- **REQUEST**
Skip the pictures. Transcribe the rest of the data below without changing a word.

- **MATERIAL FOR THIS TASK**
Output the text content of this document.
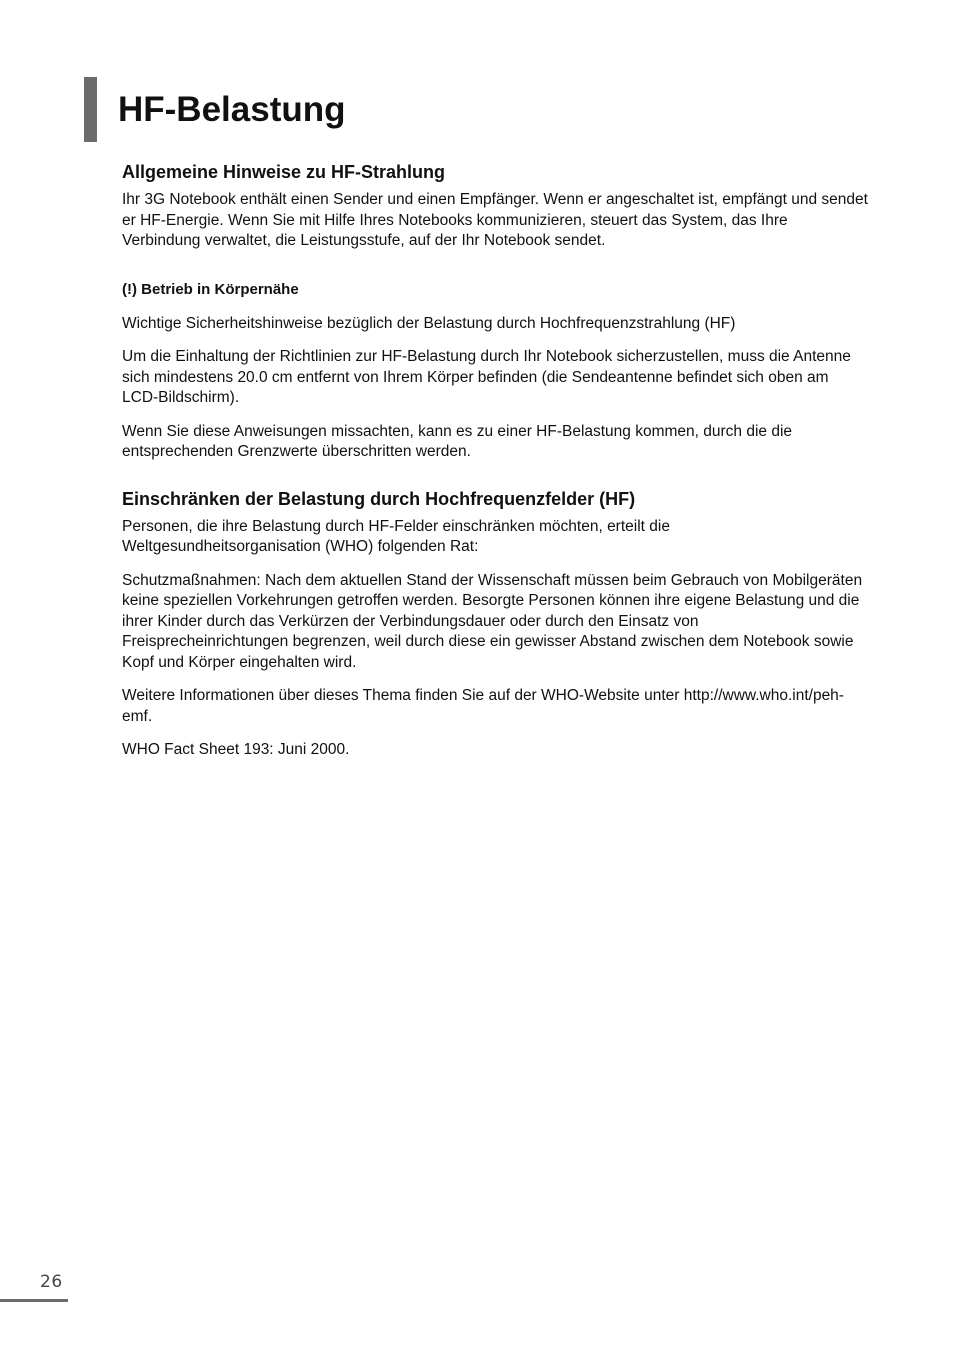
HF-Belastung
Allgemeine Hinweise zu HF-Strahlung

Ihr 3G Notebook enthält einen Sender und einen Empfänger. Wenn er angeschaltet ist, empfängt und sendet er HF-Energie. Wenn Sie mit Hilfe Ihres Notebooks kommunizieren, steuert das System, das Ihre Verbindung verwaltet, die Leistungsstufe, auf der Ihr Notebook sendet.

(!) Betrieb in Körpernähe

Wichtige Sicherheitshinweise bezüglich der Belastung durch Hochfrequenzstrahlung (HF)

Um die Einhaltung der Richtlinien zur HF-Belastung durch Ihr Notebook sicherzustellen, muss die Antenne sich mindestens 20.0 cm entfernt von Ihrem Körper befinden (die Sendeantenne befindet sich oben am LCD-Bildschirm).

Wenn Sie diese Anweisungen missachten, kann es zu einer HF-Belastung kommen, durch die die entsprechenden Grenzwerte überschritten werden.

Einschränken der Belastung durch Hochfrequenzfelder (HF)

Personen, die ihre Belastung durch HF-Felder einschränken möchten, erteilt die Weltgesundheitsorganisation (WHO) folgenden Rat:

Schutzmaßnahmen: Nach dem aktuellen Stand der Wissenschaft müssen beim Gebrauch von Mobilgeräten keine speziellen Vorkehrungen getroffen werden. Besorgte Personen können ihre eigene Belastung und die ihrer Kinder durch das Verkürzen der Verbindungsdauer oder durch den Einsatz von Freisprecheinrichtungen begrenzen, weil durch diese ein gewisser Abstand zwischen dem Notebook sowie Kopf und Körper eingehalten wird.

Weitere Informationen über dieses Thema finden Sie auf der WHO-Website unter http://www.who.int/peh-emf.

WHO Fact Sheet 193: Juni 2000.

26
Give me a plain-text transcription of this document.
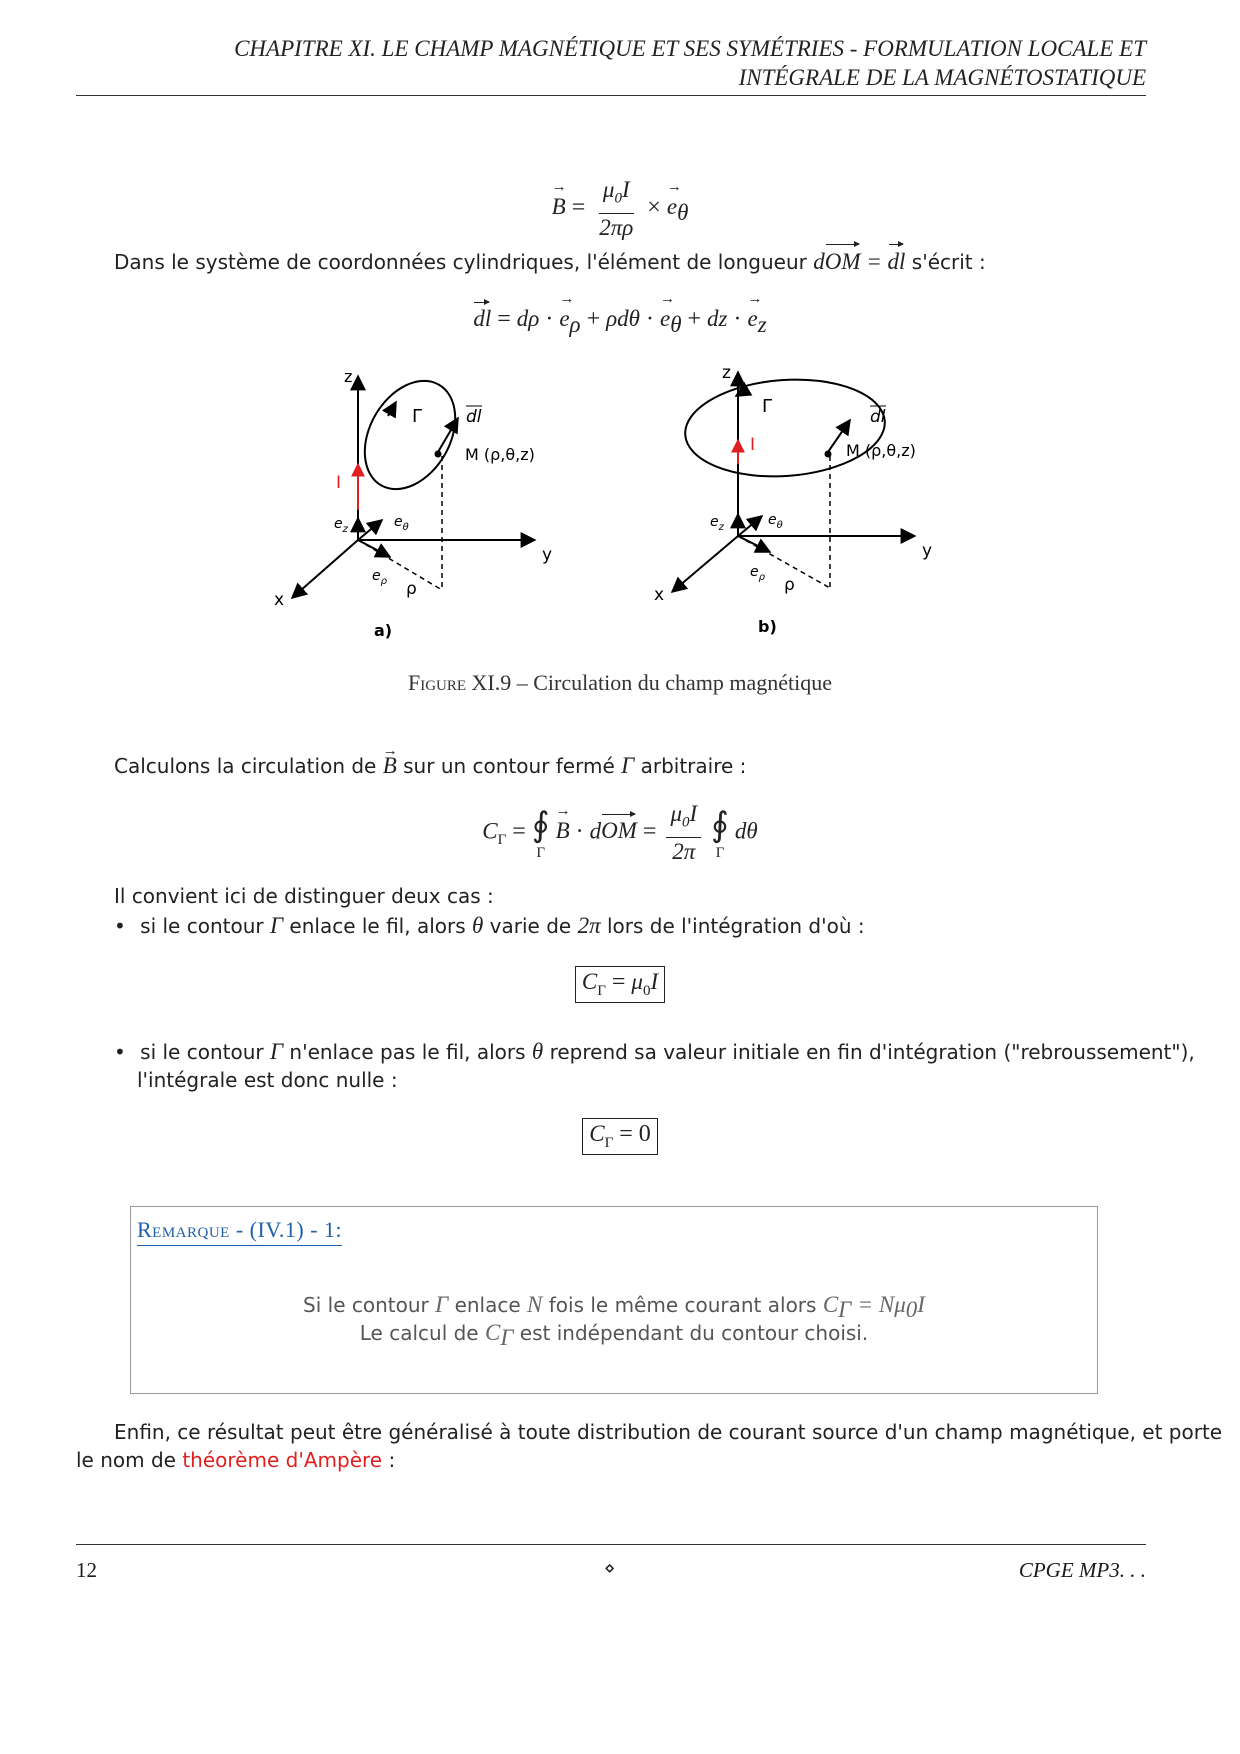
CHAPITRE XI. LE CHAMP MAGNÉTIQUE ET SES SYMÉTRIES - FORMULATION LOCALE ET
INTÉGRALE DE LA MAGNÉTOSTATIQUE
→ $B = \frac{\mu_0I}{2\pi\rho}$ × → $e_\theta$
Dans le système de coordonnées cylindriques, l'élément de longueur dOM = dl s'écrit :
dl = dρ · → $e_\rho + \rho d\theta$ · → $e_\theta$ + dz · → $e_z$
z
y
x
Γ
I
dl
M (ρ,θ,z)
$e_z$	$e_\theta$
$e_\rho$ ρ
a)
z
y
x
Γ
I
dl
M (ρ,θ,z)
$e_z$	$e_\theta$
$e_\rho$ ρ
b)
Figure XI.9 – Circulation du champ magnétique
Calculons la circulation de → B sur un contour fermé Γ arbitraire :
$C_\Gamma$ = ∮
Γ
→ B · dOM = $\frac{\mu_0I}{2\pi}$
∮
Γ
dθ
Il convient ici de distinguer deux cas :
• si le contour Γ enlace le fil, alors θ varie de 2π lors de l'intégration d'où :
$C_\Gamma = \mu_0I$
• si le contour Γ n'enlace pas le fil, alors θ reprend sa valeur initiale en fin d'intégration ("rebroussement"),
l'intégrale est donc nulle :
$C_\Gamma = 0$
Remarque - (IV.1) - 1:
Si le contour Γ enlace N fois le même courant alors $C_\Gamma = N\mu_0I$
Le calcul de $C_\Gamma$ est indépendant du contour choisi.
Enfin, ce résultat peut être généralisé à toute distribution de courant source d'un champ magnétique, et porte
le nom de théorème d'Ampère :
12	⋄	CPGE MP3. . .
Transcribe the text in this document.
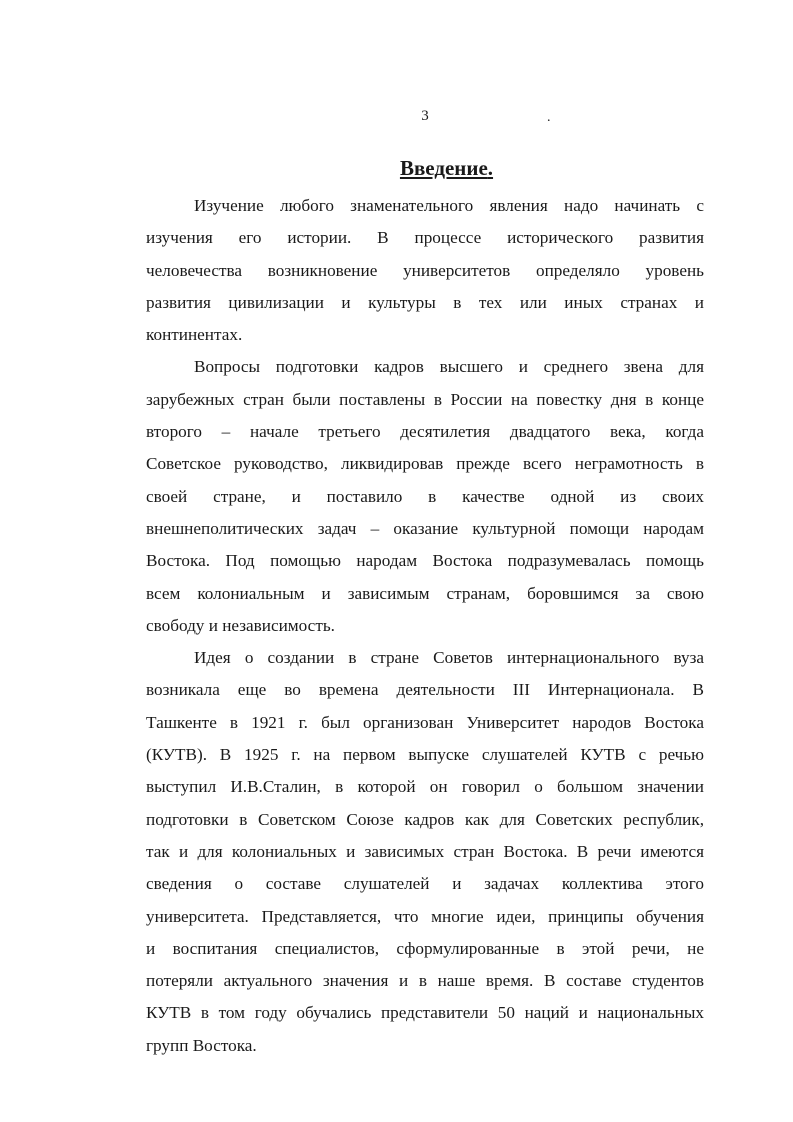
3	.
Введение.
Изучение любого знаменательного явления надо начинать с
изучения его истории. В процессе исторического развития
человечества возникновение университетов определяло уровень
развития цивилизации и культуры в тех или иных странах и
континентах.
Вопросы подготовки кадров высшего и среднего звена для
зарубежных стран были поставлены в России на повестку дня в конце
второго – начале третьего десятилетия двадцатого века, когда
Советское руководство, ликвидировав прежде всего неграмотность в
своей стране, и поставило в качестве одной из своих
внешнеполитических задач – оказание культурной помощи народам
Востока. Под помощью народам Востока подразумевалась помощь
всем колониальным и зависимым странам, боровшимся за свою
свободу и независимость.
Идея о создании в стране Советов интернационального вуза
возникала еще во времена деятельности III Интернационала. В
Ташкенте в 1921 г. был организован Университет народов Востока
(КУТВ). В 1925 г. на первом выпуске слушателей КУТВ с речью
выступил И.В.Сталин, в которой он говорил о большом значении
подготовки в Советском Союзе кадров как для Советских республик,
так и для колониальных и зависимых стран Востока. В речи имеются
сведения о составе слушателей и задачах коллектива этого
университета. Представляется, что многие идеи, принципы обучения
и воспитания специалистов, сформулированные в этой речи, не
потеряли актуального значения и в наше время. В составе студентов
КУТВ в том году обучались представители 50 наций и национальных
групп Востока.
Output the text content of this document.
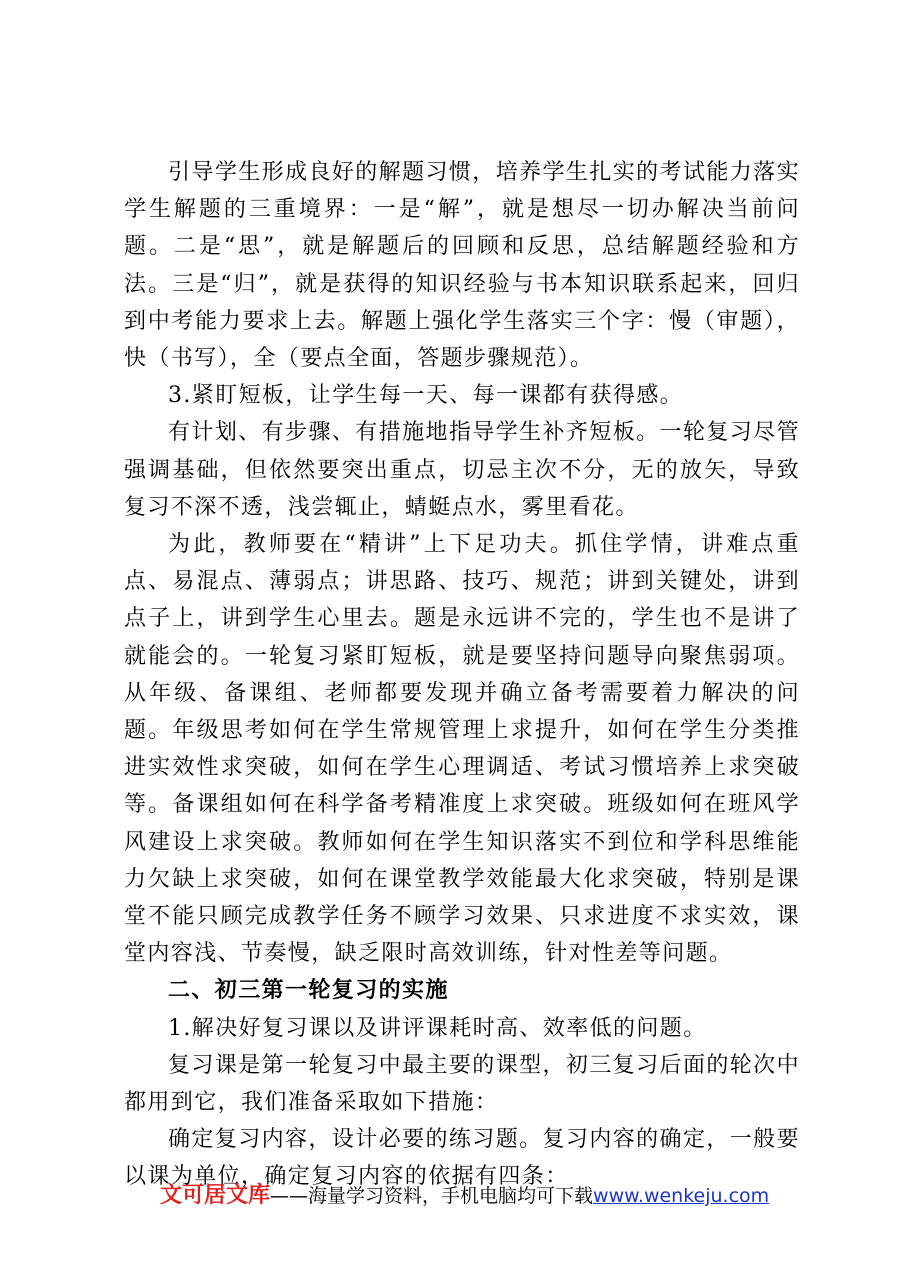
引导学生形成良好的解题习惯，培养学生扎实的考试能力落实学生解题的三重境界：一是“解”，就是想尽一切办解决当前问题。二是“思”，就是解题后的回顾和反思，总结解题经验和方法。三是“归”，就是获得的知识经验与书本知识联系起来，回归到中考能力要求上去。解题上强化学生落实三个字：慢（审题），快（书写），全（要点全面，答题步骤规范）。

3.紧盯短板，让学生每一天、每一课都有获得感。

有计划、有步骤、有措施地指导学生补齐短板。一轮复习尽管强调基础，但依然要突出重点，切忌主次不分，无的放矢，导致复习不深不透，浅尝辄止，蜻蜓点水，雾里看花。

为此，教师要在“精讲”上下足功夫。抓住学情，讲难点重点、易混点、薄弱点；讲思路、技巧、规范；讲到关键处，讲到点子上，讲到学生心里去。题是永远讲不完的，学生也不是讲了就能会的。一轮复习紧盯短板，就是要坚持问题导向聚焦弱项。从年级、备课组、老师都要发现并确立备考需要着力解决的问题。年级思考如何在学生常规管理上求提升，如何在学生分类推进实效性求突破，如何在学生心理调适、考试习惯培养上求突破等。备课组如何在科学备考精准度上求突破。班级如何在班风学风建设上求突破。教师如何在学生知识落实不到位和学科思维能力欠缺上求突破，如何在课堂教学效能最大化求突破，特别是课堂不能只顾完成教学任务不顾学习效果、只求进度不求实效，课堂内容浅、节奏慢，缺乏限时高效训练，针对性差等问题。

二、初三第一轮复习的实施

1.解决好复习课以及讲评课耗时高、效率低的问题。

复习课是第一轮复习中最主要的课型，初三复习后面的轮次中都用到它，我们准备采取如下措施：

确定复习内容，设计必要的练习题。复习内容的确定，一般要以课为单位，确定复习内容的依据有四条：

文可居文库——海量学习资料，手机电脑均可下载www.wenkeju.com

- **COMPLETED TASK**
Output the text content of this document.
HF-Belastung
Allgemeine Hinweise zu HF-Strahlung

Ihr 3G Notebook enthält einen Sender und einen Empfänger. Wenn er angeschaltet ist, empfängt und sendet er HF-Energie. Wenn Sie mit Hilfe Ihres Notebooks kommunizieren, steuert das System, das Ihre Verbindung verwaltet, die Leistungsstufe, auf der Ihr Notebook sendet.

(!) Betrieb in Körpernähe

Wichtige Sicherheitshinweise bezüglich der Belastung durch Hochfrequenzstrahlung (HF)

Um die Einhaltung der Richtlinien zur HF-Belastung durch Ihr Notebook sicherzustellen, muss die Antenne sich mindestens 20.0 cm entfernt von Ihrem Körper befinden (die Sendeantenne befindet sich oben am LCD-Bildschirm).

Wenn Sie diese Anweisungen missachten, kann es zu einer HF-Belastung kommen, durch die die entsprechenden Grenzwerte überschritten werden.

Einschränken der Belastung durch Hochfrequenzfelder (HF)

Personen, die ihre Belastung durch HF-Felder einschränken möchten, erteilt die Weltgesundheitsorganisation (WHO) folgenden Rat:

Schutzmaßnahmen: Nach dem aktuellen Stand der Wissenschaft müssen beim Gebrauch von Mobilgeräten keine speziellen Vorkehrungen getroffen werden. Besorgte Personen können ihre eigene Belastung und die ihrer Kinder durch das Verkürzen der Verbindungsdauer oder durch den Einsatz von Freisprecheinrichtungen begrenzen, weil durch diese ein gewisser Abstand zwischen dem Notebook sowie Kopf und Körper eingehalten wird.

Weitere Informationen über dieses Thema finden Sie auf der WHO-Website unter http://www.who.int/peh-emf.

WHO Fact Sheet 193: Juni 2000.

26
Give me a plain-text transcription of this document.
CHAPITRE XI. LE CHAMP MAGNÉTIQUE ET SES SYMÉTRIES - FORMULATION LOCALE ET
INTÉGRALE DE LA MAGNÉTOSTATIQUE
→ $B = \frac{\mu_0I}{2\pi\rho}$ × → $e_\theta$
Dans le système de coordonnées cylindriques, l'élément de longueur dOM = dl s'écrit :
dl = dρ · → $e_\rho + \rho d\theta$ · → $e_\theta$ + dz · → $e_z$
z
y
x
Γ
I
dl
M (ρ,θ,z)
$e_z$	$e_\theta$
$e_\rho$ ρ
a)
z
y
x
Γ
I
dl
M (ρ,θ,z)
$e_z$	$e_\theta$
$e_\rho$ ρ
b)
Figure XI.9 – Circulation du champ magnétique
Calculons la circulation de → B sur un contour fermé Γ arbitraire :
$C_\Gamma$ = ∮
Γ
→ B · dOM = $\frac{\mu_0I}{2\pi}$
∮
Γ
dθ
Il convient ici de distinguer deux cas :
• si le contour Γ enlace le fil, alors θ varie de 2π lors de l'intégration d'où :
$C_\Gamma = \mu_0I$
• si le contour Γ n'enlace pas le fil, alors θ reprend sa valeur initiale en fin d'intégration ("rebroussement"),
l'intégrale est donc nulle :
$C_\Gamma = 0$
Remarque - (IV.1) - 1:
Si le contour Γ enlace N fois le même courant alors $C_\Gamma = N\mu_0I$
Le calcul de $C_\Gamma$ est indépendant du contour choisi.
Enfin, ce résultat peut être généralisé à toute distribution de courant source d'un champ magnétique, et porte
le nom de théorème d'Ampère :
12	⋄	CPGE MP3. . .
Transcribe the text in this document.
3	.
Введение.
Изучение любого знаменательного явления надо начинать с
изучения его истории. В процессе исторического развития
человечества возникновение университетов определяло уровень
развития цивилизации и культуры в тех или иных странах и
континентах.
Вопросы подготовки кадров высшего и среднего звена для
зарубежных стран были поставлены в России на повестку дня в конце
второго – начале третьего десятилетия двадцатого века, когда
Советское руководство, ликвидировав прежде всего неграмотность в
своей стране, и поставило в качестве одной из своих
внешнеполитических задач – оказание культурной помощи народам
Востока. Под помощью народам Востока подразумевалась помощь
всем колониальным и зависимым странам, боровшимся за свою
свободу и независимость.
Идея о создании в стране Советов интернационального вуза
возникала еще во времена деятельности III Интернационала. В
Ташкенте в 1921 г. был организован Университет народов Востока
(КУТВ). В 1925 г. на первом выпуске слушателей КУТВ с речью
выступил И.В.Сталин, в которой он говорил о большом значении
подготовки в Советском Союзе кадров как для Советских республик,
так и для колониальных и зависимых стран Востока. В речи имеются
сведения о составе слушателей и задачах коллектива этого
университета. Представляется, что многие идеи, принципы обучения
и воспитания специалистов, сформулированные в этой речи, не
потеряли актуального значения и в наше время. В составе студентов
КУТВ в том году обучались представители 50 наций и национальных
групп Востока.
Output the text content of this document.
引导学生形成良好的解题习惯，培养学生扎实的考试能力落实学生解题的三重境界：一是“解”，就是想尽一切办解决当前问题。二是“思”，就是解题后的回顾和反思，总结解题经验和方法。三是“归”，就是获得的知识经验与书本知识联系起来，回归到中考能力要求上去。解题上强化学生落实三个字：慢（审题），快（书写），全（要点全面，答题步骤规范）。

3.紧盯短板，让学生每一天、每一课都有获得感。

有计划、有步骤、有措施地指导学生补齐短板。一轮复习尽管强调基础，但依然要突出重点，切忌主次不分，无的放矢，导致复习不深不透，浅尝辄止，蜻蜓点水，雾里看花。

为此，教师要在“精讲”上下足功夫。抓住学情，讲难点重点、易混点、薄弱点；讲思路、技巧、规范；讲到关键处，讲到点子上，讲到学生心里去。题是永远讲不完的，学生也不是讲了就能会的。一轮复习紧盯短板，就是要坚持问题导向聚焦弱项。从年级、备课组、老师都要发现并确立备考需要着力解决的问题。年级思考如何在学生常规管理上求提升，如何在学生分类推进实效性求突破，如何在学生心理调适、考试习惯培养上求突破等。备课组如何在科学备考精准度上求突破。班级如何在班风学风建设上求突破。教师如何在学生知识落实不到位和学科思维能力欠缺上求突破，如何在课堂教学效能最大化求突破，特别是课堂不能只顾完成教学任务不顾学习效果、只求进度不求实效，课堂内容浅、节奏慢，缺乏限时高效训练，针对性差等问题。

二、初三第一轮复习的实施

1.解决好复习课以及讲评课耗时高、效率低的问题。

复习课是第一轮复习中最主要的课型，初三复习后面的轮次中都用到它，我们准备采取如下措施：

确定复习内容，设计必要的练习题。复习内容的确定，一般要以课为单位，确定复习内容的依据有四条：

文可居文库——海量学习资料，手机电脑均可下载www.wenkeju.com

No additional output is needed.